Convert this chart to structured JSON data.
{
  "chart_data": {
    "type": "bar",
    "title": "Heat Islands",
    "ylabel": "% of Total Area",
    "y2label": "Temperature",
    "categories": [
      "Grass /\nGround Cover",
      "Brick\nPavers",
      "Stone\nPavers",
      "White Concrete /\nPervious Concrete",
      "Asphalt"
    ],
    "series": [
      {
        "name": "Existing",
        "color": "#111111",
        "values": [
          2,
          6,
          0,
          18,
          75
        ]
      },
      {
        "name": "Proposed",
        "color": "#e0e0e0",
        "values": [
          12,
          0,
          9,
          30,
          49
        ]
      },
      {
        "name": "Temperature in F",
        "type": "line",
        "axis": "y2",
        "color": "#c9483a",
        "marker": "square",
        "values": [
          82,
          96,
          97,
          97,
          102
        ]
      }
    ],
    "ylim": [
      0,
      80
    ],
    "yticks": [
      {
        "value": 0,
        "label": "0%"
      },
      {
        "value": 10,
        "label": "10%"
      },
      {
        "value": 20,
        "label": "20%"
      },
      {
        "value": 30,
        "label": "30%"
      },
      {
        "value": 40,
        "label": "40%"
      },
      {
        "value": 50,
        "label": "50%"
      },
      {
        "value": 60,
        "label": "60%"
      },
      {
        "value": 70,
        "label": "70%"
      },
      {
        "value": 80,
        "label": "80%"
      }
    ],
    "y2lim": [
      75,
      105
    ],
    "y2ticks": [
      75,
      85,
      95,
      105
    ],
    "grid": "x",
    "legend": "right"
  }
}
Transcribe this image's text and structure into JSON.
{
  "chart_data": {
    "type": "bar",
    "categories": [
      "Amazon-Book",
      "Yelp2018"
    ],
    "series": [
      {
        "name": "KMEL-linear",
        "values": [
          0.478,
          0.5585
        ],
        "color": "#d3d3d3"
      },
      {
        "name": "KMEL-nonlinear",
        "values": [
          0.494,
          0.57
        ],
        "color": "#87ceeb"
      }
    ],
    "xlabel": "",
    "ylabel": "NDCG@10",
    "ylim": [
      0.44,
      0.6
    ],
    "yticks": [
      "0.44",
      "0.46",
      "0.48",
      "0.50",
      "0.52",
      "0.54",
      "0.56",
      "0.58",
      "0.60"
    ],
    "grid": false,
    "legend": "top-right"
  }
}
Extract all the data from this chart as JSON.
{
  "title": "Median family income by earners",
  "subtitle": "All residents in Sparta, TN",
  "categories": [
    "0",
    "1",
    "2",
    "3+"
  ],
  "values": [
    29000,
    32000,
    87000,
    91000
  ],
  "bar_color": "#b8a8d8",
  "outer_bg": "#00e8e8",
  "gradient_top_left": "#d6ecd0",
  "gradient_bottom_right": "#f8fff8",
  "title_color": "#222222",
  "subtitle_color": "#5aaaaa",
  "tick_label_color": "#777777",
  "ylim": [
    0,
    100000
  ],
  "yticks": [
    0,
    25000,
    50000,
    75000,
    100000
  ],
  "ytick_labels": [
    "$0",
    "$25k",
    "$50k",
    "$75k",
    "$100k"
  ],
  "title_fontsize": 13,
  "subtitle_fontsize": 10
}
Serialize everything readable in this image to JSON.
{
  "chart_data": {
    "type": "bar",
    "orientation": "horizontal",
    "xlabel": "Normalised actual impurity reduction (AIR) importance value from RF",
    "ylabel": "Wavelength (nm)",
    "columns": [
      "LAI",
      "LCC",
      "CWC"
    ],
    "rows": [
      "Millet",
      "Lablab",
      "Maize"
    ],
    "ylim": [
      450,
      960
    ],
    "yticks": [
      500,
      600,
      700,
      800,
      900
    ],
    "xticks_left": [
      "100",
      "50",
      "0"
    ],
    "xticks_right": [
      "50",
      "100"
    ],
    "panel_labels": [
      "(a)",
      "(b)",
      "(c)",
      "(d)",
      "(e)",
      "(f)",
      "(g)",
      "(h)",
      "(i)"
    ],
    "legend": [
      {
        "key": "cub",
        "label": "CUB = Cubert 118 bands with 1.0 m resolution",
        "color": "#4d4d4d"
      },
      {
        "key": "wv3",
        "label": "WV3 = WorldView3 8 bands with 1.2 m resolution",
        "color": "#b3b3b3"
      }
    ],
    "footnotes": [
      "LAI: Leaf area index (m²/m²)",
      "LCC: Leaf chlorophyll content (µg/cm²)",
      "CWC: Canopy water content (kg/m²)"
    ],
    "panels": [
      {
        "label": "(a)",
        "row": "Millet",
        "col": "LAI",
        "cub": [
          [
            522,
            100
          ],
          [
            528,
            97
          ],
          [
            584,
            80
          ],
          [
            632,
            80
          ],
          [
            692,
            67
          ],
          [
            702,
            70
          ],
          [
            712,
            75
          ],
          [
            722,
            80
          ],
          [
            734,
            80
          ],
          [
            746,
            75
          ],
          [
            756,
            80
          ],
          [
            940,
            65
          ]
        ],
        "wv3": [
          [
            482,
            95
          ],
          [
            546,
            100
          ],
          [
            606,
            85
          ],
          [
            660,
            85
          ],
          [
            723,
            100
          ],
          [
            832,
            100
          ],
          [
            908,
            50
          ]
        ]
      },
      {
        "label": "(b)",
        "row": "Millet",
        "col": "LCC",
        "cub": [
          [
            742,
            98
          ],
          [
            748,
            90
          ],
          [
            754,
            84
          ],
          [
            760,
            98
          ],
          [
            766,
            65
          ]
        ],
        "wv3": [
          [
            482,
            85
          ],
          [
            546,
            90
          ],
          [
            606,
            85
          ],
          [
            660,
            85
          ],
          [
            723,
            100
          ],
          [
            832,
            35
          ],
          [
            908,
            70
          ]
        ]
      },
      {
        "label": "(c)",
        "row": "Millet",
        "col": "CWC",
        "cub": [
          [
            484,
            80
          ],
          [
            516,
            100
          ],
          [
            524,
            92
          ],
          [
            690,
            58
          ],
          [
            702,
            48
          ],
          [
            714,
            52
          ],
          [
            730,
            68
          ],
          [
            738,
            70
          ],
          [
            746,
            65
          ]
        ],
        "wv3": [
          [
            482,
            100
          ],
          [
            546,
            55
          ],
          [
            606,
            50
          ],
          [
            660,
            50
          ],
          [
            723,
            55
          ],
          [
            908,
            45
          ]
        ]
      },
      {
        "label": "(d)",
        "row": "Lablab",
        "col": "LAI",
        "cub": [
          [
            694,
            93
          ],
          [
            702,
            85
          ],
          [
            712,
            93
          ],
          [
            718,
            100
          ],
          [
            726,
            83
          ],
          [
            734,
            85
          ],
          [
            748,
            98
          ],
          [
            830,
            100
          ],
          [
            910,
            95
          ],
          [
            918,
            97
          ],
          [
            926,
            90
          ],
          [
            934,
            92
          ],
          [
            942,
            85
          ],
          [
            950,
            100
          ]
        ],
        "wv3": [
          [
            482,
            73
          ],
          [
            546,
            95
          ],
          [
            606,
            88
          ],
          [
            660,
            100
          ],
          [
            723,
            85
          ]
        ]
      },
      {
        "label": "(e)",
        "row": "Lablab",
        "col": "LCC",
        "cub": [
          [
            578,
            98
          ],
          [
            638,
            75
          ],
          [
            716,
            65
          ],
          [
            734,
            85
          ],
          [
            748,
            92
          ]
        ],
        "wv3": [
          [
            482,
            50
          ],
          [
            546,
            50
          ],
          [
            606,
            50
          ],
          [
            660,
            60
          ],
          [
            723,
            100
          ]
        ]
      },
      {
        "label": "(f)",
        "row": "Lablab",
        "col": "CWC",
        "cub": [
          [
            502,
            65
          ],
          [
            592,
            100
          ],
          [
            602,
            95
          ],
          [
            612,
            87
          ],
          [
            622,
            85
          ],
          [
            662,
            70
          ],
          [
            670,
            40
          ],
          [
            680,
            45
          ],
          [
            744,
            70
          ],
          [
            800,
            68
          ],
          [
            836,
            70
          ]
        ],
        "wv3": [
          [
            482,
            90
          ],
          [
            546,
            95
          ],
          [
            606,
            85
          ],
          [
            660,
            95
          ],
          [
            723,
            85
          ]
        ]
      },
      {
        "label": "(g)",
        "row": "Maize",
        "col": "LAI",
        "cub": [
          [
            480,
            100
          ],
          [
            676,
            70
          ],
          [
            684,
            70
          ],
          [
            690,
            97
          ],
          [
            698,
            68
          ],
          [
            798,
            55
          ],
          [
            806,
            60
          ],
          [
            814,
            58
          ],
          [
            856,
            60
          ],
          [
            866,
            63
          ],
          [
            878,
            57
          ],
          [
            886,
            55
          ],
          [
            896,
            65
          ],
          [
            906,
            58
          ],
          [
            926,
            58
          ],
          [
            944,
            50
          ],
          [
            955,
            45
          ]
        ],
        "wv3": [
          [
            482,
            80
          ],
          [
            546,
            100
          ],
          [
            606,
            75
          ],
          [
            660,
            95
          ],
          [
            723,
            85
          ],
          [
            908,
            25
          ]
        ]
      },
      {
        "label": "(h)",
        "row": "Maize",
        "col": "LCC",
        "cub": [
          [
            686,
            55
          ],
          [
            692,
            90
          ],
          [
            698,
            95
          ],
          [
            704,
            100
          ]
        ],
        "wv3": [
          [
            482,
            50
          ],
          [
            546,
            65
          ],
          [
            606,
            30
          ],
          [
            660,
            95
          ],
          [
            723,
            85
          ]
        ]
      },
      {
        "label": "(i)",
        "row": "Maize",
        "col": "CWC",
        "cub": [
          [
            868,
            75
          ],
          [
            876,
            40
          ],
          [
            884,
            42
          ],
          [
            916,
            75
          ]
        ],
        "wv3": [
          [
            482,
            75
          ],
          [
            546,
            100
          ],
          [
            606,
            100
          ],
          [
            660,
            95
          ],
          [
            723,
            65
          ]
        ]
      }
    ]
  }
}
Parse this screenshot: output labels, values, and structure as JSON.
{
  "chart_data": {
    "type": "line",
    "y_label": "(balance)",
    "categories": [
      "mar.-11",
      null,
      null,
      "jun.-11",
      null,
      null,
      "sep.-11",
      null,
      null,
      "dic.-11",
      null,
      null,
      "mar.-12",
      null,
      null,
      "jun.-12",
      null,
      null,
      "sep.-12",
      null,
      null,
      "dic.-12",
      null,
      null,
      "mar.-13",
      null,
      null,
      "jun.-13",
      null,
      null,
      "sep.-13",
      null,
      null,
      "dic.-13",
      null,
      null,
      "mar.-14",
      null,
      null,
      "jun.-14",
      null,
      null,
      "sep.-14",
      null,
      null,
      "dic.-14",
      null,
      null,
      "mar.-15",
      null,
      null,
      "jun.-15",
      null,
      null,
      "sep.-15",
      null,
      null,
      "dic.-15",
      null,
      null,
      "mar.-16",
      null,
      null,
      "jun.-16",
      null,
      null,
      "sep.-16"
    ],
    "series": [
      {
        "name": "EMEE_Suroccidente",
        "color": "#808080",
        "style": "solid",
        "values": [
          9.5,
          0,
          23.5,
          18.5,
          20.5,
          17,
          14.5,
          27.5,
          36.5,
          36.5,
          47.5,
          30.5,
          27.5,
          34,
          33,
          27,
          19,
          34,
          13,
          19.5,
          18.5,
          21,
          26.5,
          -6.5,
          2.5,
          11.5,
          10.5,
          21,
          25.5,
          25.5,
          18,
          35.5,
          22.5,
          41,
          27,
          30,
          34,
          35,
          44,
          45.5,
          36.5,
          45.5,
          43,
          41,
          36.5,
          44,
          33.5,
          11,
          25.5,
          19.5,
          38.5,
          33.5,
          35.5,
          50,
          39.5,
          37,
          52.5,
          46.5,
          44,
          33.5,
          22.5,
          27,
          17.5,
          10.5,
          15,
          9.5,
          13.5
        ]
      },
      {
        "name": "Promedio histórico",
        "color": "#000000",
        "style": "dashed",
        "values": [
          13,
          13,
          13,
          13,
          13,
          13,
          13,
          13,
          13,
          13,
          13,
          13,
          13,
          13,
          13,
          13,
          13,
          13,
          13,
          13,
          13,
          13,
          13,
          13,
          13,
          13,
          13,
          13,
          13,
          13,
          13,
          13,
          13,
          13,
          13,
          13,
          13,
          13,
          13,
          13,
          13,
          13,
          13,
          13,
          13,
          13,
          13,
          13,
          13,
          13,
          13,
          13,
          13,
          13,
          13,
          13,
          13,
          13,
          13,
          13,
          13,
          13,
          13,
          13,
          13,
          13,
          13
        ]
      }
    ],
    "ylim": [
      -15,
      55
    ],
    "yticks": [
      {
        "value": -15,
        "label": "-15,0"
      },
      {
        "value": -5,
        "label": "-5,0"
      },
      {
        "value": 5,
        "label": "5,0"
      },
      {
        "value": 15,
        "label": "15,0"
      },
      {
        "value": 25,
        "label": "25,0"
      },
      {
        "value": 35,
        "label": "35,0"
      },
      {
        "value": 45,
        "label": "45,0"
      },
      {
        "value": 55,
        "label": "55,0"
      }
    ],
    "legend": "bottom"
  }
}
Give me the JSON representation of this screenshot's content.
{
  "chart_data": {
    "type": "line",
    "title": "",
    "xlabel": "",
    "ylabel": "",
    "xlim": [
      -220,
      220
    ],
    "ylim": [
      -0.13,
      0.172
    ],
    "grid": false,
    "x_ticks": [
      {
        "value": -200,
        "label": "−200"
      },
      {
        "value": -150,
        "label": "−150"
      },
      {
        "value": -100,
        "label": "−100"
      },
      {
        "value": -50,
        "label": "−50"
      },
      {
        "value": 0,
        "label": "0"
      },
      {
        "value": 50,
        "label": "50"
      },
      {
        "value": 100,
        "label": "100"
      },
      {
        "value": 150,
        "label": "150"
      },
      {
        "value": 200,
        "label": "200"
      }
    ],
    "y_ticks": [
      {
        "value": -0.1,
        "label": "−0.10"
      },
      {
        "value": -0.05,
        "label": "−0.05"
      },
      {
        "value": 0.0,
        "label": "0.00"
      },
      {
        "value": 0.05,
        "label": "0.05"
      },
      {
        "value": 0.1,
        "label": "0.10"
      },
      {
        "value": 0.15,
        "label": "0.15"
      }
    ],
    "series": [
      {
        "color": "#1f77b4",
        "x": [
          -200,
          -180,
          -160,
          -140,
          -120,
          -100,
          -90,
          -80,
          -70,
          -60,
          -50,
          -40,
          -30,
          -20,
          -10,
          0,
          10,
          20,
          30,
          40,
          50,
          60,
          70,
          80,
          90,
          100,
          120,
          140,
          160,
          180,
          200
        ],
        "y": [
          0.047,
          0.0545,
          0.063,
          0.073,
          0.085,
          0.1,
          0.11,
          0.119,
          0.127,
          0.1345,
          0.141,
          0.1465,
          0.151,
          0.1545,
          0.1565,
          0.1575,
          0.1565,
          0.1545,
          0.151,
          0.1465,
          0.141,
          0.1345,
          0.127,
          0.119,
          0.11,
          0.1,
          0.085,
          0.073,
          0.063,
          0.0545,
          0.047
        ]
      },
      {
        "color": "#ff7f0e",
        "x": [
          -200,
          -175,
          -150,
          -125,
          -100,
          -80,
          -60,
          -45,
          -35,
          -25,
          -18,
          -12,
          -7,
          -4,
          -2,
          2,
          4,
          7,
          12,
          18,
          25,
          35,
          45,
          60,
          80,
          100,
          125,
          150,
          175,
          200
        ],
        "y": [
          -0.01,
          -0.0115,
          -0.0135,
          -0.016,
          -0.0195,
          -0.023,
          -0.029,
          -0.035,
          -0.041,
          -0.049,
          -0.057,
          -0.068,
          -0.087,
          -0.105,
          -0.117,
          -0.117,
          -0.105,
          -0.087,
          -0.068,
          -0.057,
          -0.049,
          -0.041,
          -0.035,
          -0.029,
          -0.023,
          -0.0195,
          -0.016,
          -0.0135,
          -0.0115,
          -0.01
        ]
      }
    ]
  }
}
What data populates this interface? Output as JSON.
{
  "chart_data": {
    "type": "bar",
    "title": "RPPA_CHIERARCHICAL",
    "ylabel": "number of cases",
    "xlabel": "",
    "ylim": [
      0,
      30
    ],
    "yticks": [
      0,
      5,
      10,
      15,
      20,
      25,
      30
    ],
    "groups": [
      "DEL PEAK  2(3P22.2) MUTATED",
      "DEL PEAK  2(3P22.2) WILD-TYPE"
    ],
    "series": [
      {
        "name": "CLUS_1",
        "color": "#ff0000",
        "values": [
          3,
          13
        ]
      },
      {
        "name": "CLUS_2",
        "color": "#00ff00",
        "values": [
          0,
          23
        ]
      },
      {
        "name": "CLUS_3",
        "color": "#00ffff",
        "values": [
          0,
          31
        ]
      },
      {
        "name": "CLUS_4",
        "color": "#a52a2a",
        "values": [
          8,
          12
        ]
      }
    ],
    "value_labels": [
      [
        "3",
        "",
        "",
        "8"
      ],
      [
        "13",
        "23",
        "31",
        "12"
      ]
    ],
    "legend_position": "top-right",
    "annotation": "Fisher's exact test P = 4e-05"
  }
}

------------

Directions for this task >> Find the word "image" in the data and show each line that holds it.

Result below >>
Transcribe this image's text and structure into JSON.
Serialize everything readable in this image to JSON.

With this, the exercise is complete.